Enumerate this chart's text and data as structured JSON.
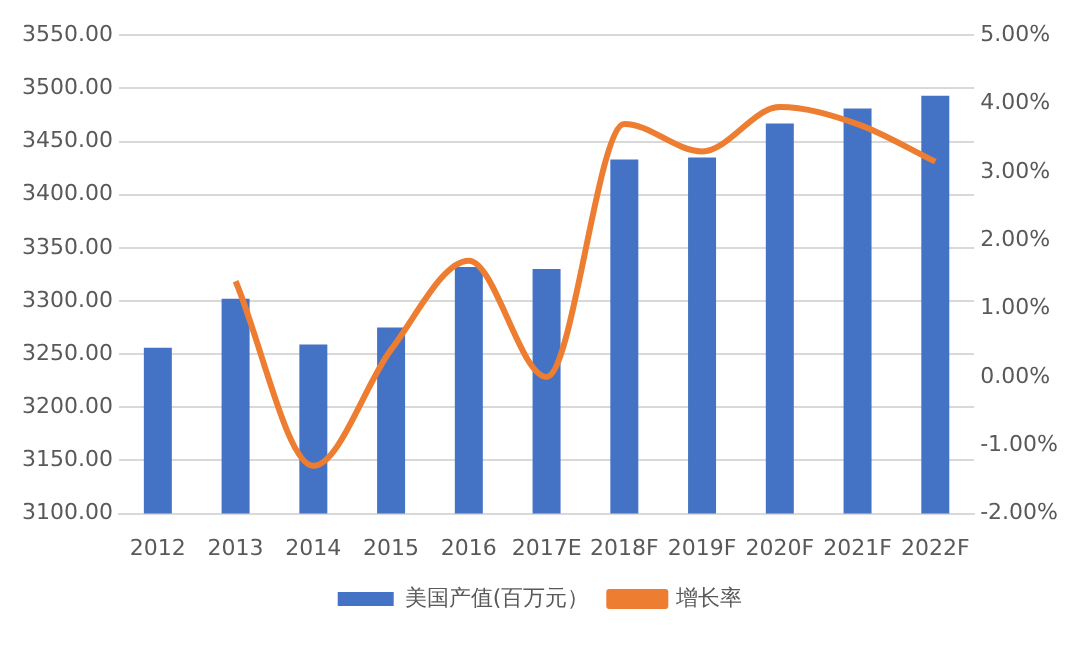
{
  "chart_data": {
    "type": "bar",
    "categories": [
      "2012",
      "2013",
      "2014",
      "2015",
      "2016",
      "2017E",
      "2018F",
      "2019F",
      "2020F",
      "2021F",
      "2022F"
    ],
    "series": [
      {
        "name": "美国产值(百万元）",
        "color": "#4472c4",
        "values": [
          3256,
          3302,
          3259,
          3275,
          3332,
          3330,
          3433,
          3435,
          3467,
          3481,
          3493
        ]
      },
      {
        "name": "增长率",
        "type": "line",
        "axis": "y2",
        "color": "#ed7d31",
        "values": [
          null,
          1.4,
          -1.3,
          0.4,
          1.7,
          0.0,
          3.7,
          3.3,
          3.95,
          3.7,
          3.15
        ]
      }
    ],
    "ylim": [
      3100,
      3550
    ],
    "yticks": [
      {
        "value": 3100,
        "label": "3100.00"
      },
      {
        "value": 3150,
        "label": "3150.00"
      },
      {
        "value": 3200,
        "label": "3200.00"
      },
      {
        "value": 3250,
        "label": "3250.00"
      },
      {
        "value": 3300,
        "label": "3300.00"
      },
      {
        "value": 3350,
        "label": "3350.00"
      },
      {
        "value": 3400,
        "label": "3400.00"
      },
      {
        "value": 3450,
        "label": "3450.00"
      },
      {
        "value": 3500,
        "label": "3500.00"
      },
      {
        "value": 3550,
        "label": "3550.00"
      }
    ],
    "y2lim": [
      -2,
      5
    ],
    "y2ticks": [
      {
        "value": -2,
        "label": "-2.00%"
      },
      {
        "value": -1,
        "label": "-1.00%"
      },
      {
        "value": 0,
        "label": "0.00%"
      },
      {
        "value": 1,
        "label": "1.00%"
      },
      {
        "value": 2,
        "label": "2.00%"
      },
      {
        "value": 3,
        "label": "3.00%"
      },
      {
        "value": 4,
        "label": "4.00%"
      },
      {
        "value": 5,
        "label": "5.00%"
      }
    ],
    "grid": "y",
    "legend": "bottom",
    "marker": "none",
    "line_style": "solid"
  }
}
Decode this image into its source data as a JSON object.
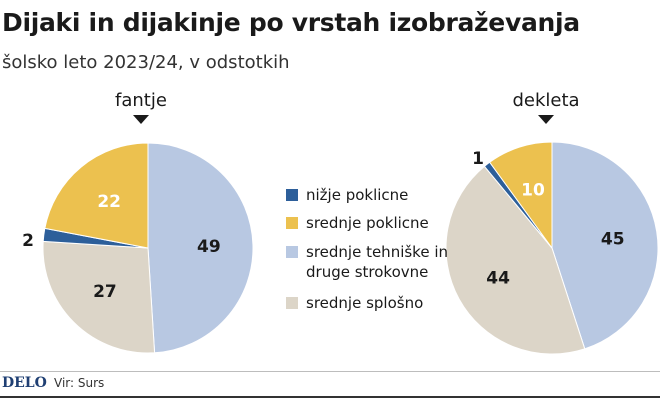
{
  "title": "Dijaki in dijakinje po vrstah izobraževanja",
  "subtitle": "šolsko leto 2023/24, v odstotkih",
  "footer": {
    "brand": "DELO",
    "source": "Vir: Surs"
  },
  "chart_data": {
    "type": "pie",
    "colors": {
      "nizje_poklicne": "#2d5f9a",
      "srednje_poklicne": "#ecc14f",
      "srednje_tehniske": "#b8c8e2",
      "srednje_splosno": "#dcd5c8"
    },
    "legend": [
      {
        "key": "nizje_poklicne",
        "lines": [
          "nižje poklicne"
        ]
      },
      {
        "key": "srednje_poklicne",
        "lines": [
          "srednje poklicne"
        ]
      },
      {
        "key": "srednje_tehniske",
        "lines": [
          "srednje tehniške in",
          "druge strokovne"
        ]
      },
      {
        "key": "srednje_splosno",
        "lines": [
          "srednje splošno"
        ]
      }
    ],
    "pies": [
      {
        "title": "fantje",
        "slices": [
          {
            "key": "srednje_tehniske",
            "value": 49
          },
          {
            "key": "srednje_splosno",
            "value": 27
          },
          {
            "key": "nizje_poklicne",
            "value": 2
          },
          {
            "key": "srednje_poklicne",
            "value": 22
          }
        ]
      },
      {
        "title": "dekleta",
        "slices": [
          {
            "key": "srednje_tehniske",
            "value": 45
          },
          {
            "key": "srednje_splosno",
            "value": 44
          },
          {
            "key": "nizje_poklicne",
            "value": 1
          },
          {
            "key": "srednje_poklicne",
            "value": 10
          }
        ]
      }
    ]
  }
}
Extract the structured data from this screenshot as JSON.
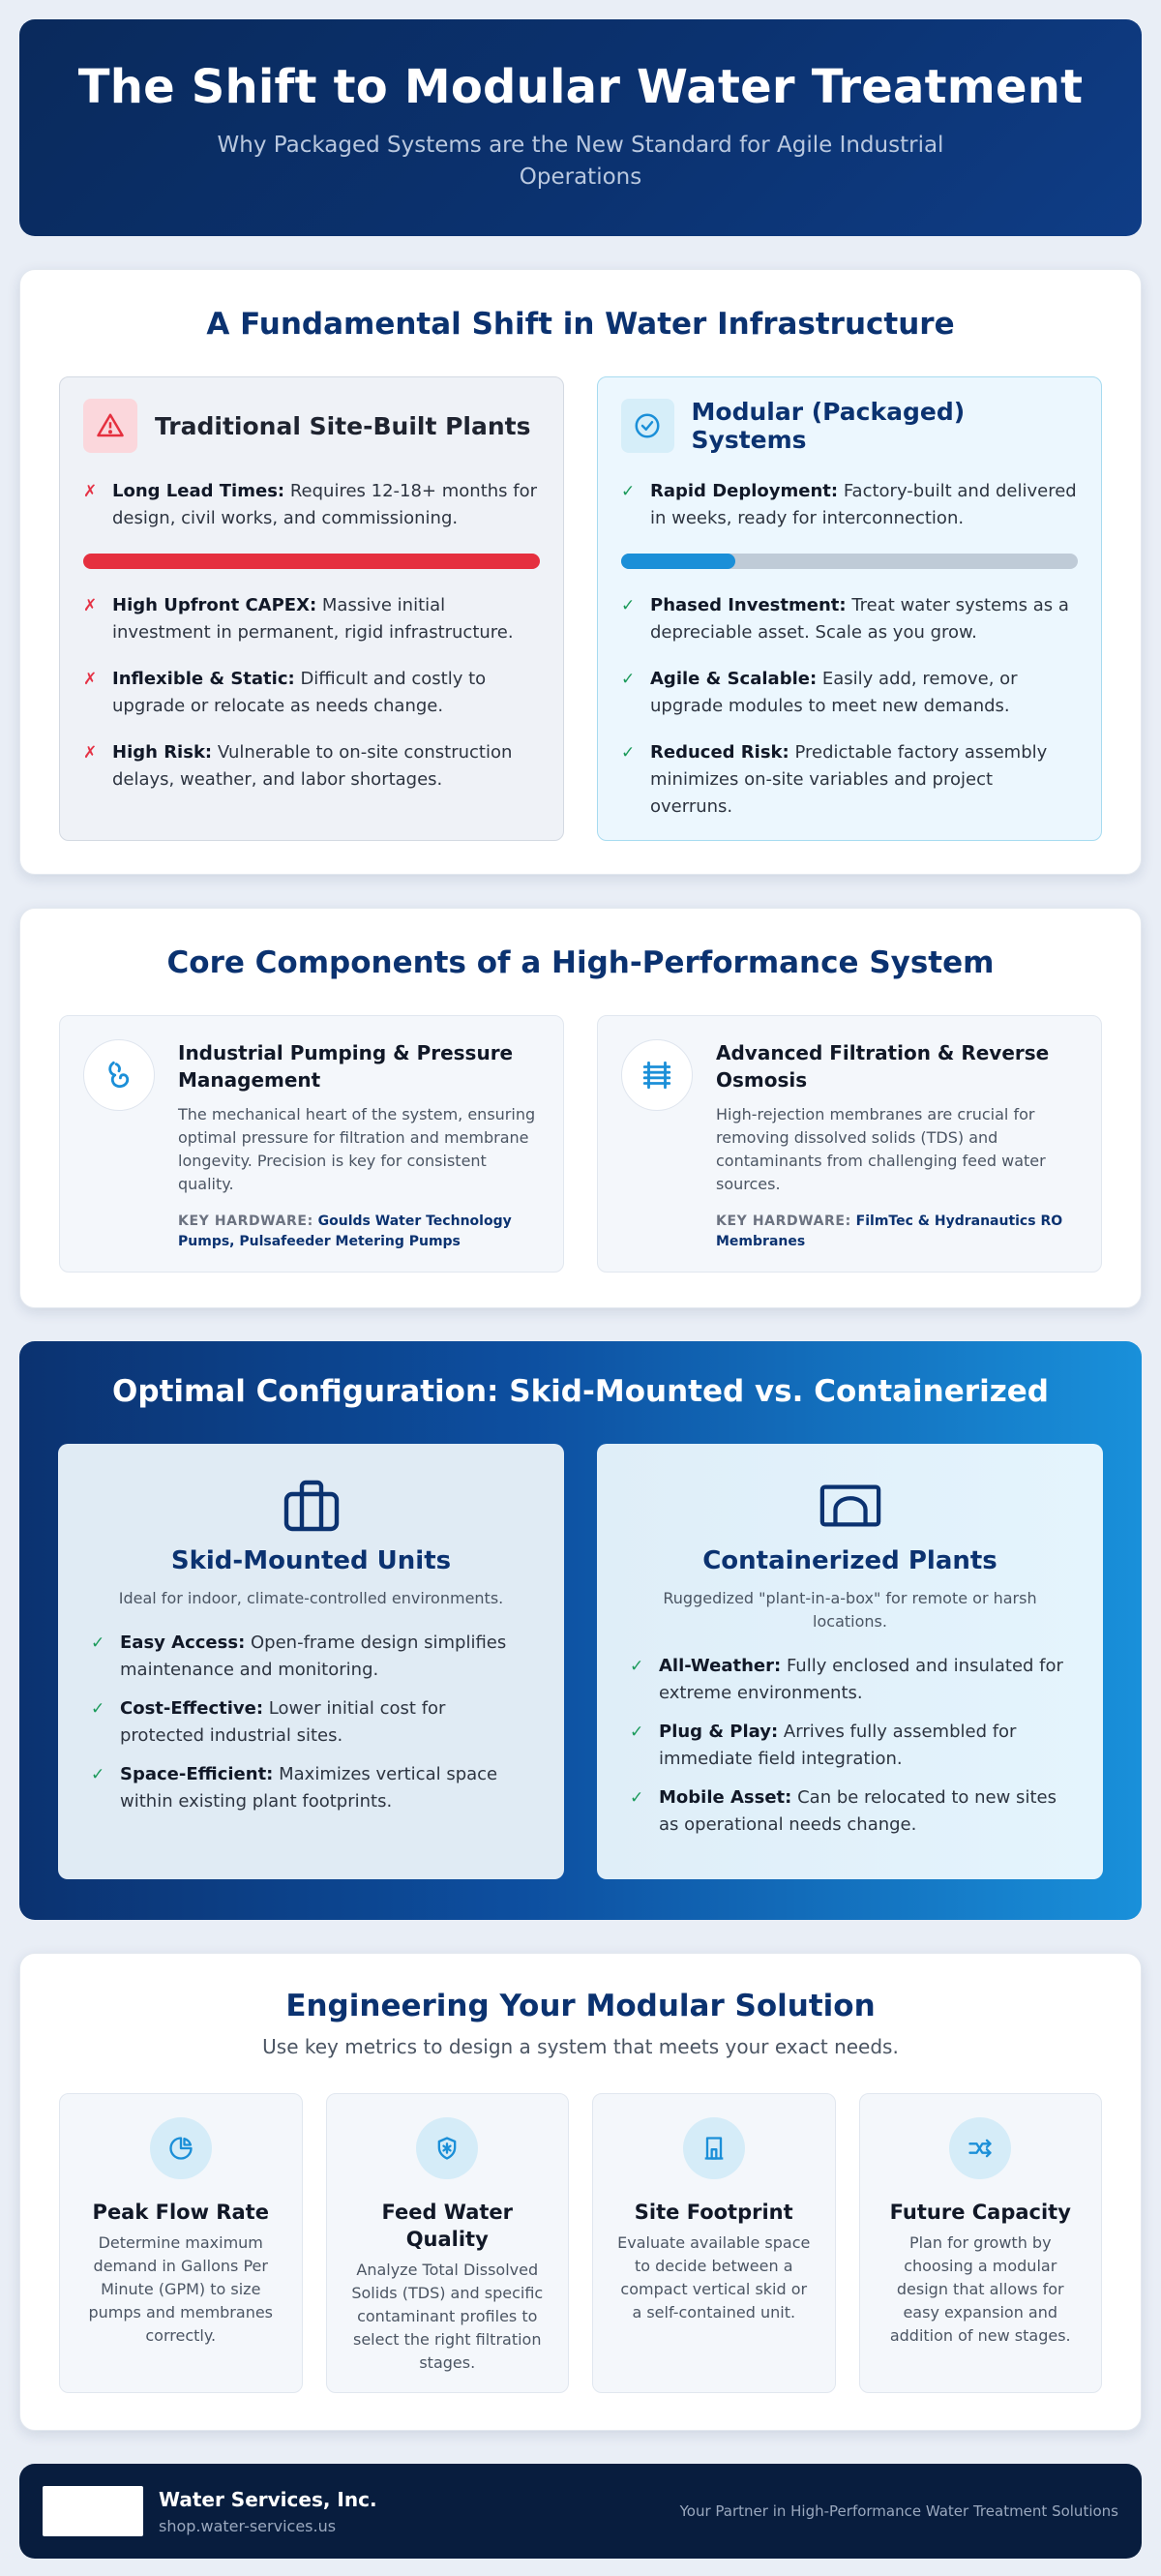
{
  "hero": {
    "title": "The Shift to Modular Water Treatment",
    "subtitle": "Why Packaged Systems are the New Standard for Agile Industrial Operations"
  },
  "shift": {
    "title": "A Fundamental Shift in Water Infrastructure",
    "traditional": {
      "heading": "Traditional Site-Built Plants",
      "icon": "warning-icon",
      "timeline_fill": 1.0,
      "items": [
        {
          "bold": "Long Lead Times:",
          "text": "Requires 12-18+ months for design, civil works, and commissioning."
        },
        {
          "bold": "High Upfront CAPEX:",
          "text": "Massive initial investment in permanent, rigid infrastructure."
        },
        {
          "bold": "Inflexible & Static:",
          "text": "Difficult and costly to upgrade or relocate as needs change."
        },
        {
          "bold": "High Risk:",
          "text": "Vulnerable to on-site construction delays, weather, and labor shortages."
        }
      ]
    },
    "modular": {
      "heading": "Modular (Packaged) Systems",
      "icon": "check-circle-icon",
      "timeline_fill": 0.25,
      "items": [
        {
          "bold": "Rapid Deployment:",
          "text": "Factory-built and delivered in weeks, ready for interconnection."
        },
        {
          "bold": "Phased Investment:",
          "text": "Treat water systems as a depreciable asset. Scale as you grow."
        },
        {
          "bold": "Agile & Scalable:",
          "text": "Easily add, remove, or upgrade modules to meet new demands."
        },
        {
          "bold": "Reduced Risk:",
          "text": "Predictable factory assembly minimizes on-site variables and project overruns."
        }
      ]
    },
    "colors": {
      "traditional_bar": "#e5303f",
      "modular_bar": "#1b8fd8"
    }
  },
  "core": {
    "title": "Core Components of a High-Performance System",
    "components": [
      {
        "icon": "pump-icon",
        "heading": "Industrial Pumping & Pressure Management",
        "desc": "The mechanical heart of the system, ensuring optimal pressure for filtration and membrane longevity. Precision is key for consistent quality.",
        "hw_label": "KEY HARDWARE:",
        "hw_value": "Goulds Water Technology Pumps, Pulsafeeder Metering Pumps"
      },
      {
        "icon": "filter-icon",
        "heading": "Advanced Filtration & Reverse Osmosis",
        "desc": "High-rejection membranes are crucial for removing dissolved solids (TDS) and contaminants from challenging feed water sources.",
        "hw_label": "KEY HARDWARE:",
        "hw_value": "FilmTec & Hydranautics RO Membranes"
      }
    ]
  },
  "config": {
    "title": "Optimal Configuration: Skid-Mounted vs. Containerized",
    "skid": {
      "icon": "briefcase-icon",
      "heading": "Skid-Mounted Units",
      "sub": "Ideal for indoor, climate-controlled environments.",
      "items": [
        {
          "bold": "Easy Access:",
          "text": "Open-frame design simplifies maintenance and monitoring."
        },
        {
          "bold": "Cost-Effective:",
          "text": "Lower initial cost for protected industrial sites."
        },
        {
          "bold": "Space-Efficient:",
          "text": "Maximizes vertical space within existing plant footprints."
        }
      ]
    },
    "container": {
      "icon": "container-icon",
      "heading": "Containerized Plants",
      "sub": "Ruggedized \"plant-in-a-box\" for remote or harsh locations.",
      "items": [
        {
          "bold": "All-Weather:",
          "text": "Fully enclosed and insulated for extreme environments."
        },
        {
          "bold": "Plug & Play:",
          "text": "Arrives fully assembled for immediate field integration."
        },
        {
          "bold": "Mobile Asset:",
          "text": "Can be relocated to new sites as operational needs change."
        }
      ]
    }
  },
  "engineering": {
    "title": "Engineering Your Modular Solution",
    "lead": "Use key metrics to design a system that meets your exact needs.",
    "metrics": [
      {
        "icon": "pie-chart-icon",
        "heading": "Peak Flow Rate",
        "text": "Determine maximum demand in Gallons Per Minute (GPM) to size pumps and membranes correctly."
      },
      {
        "icon": "shield-icon",
        "heading": "Feed Water Quality",
        "text": "Analyze Total Dissolved Solids (TDS) and specific contaminant profiles to select the right filtration stages."
      },
      {
        "icon": "building-icon",
        "heading": "Site Footprint",
        "text": "Evaluate available space to decide between a compact vertical skid or a self-contained unit."
      },
      {
        "icon": "arrows-icon",
        "heading": "Future Capacity",
        "text": "Plan for growth by choosing a modular design that allows for easy expansion and addition of new stages."
      }
    ]
  },
  "footer": {
    "company": "Water Services, Inc.",
    "url": "shop.water-services.us",
    "tagline": "Your Partner in High-Performance Water Treatment Solutions"
  }
}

_What to produce_.
Scan the records above and report how many lines include the word "icon", without any other text.

_Solution for this problem_.
10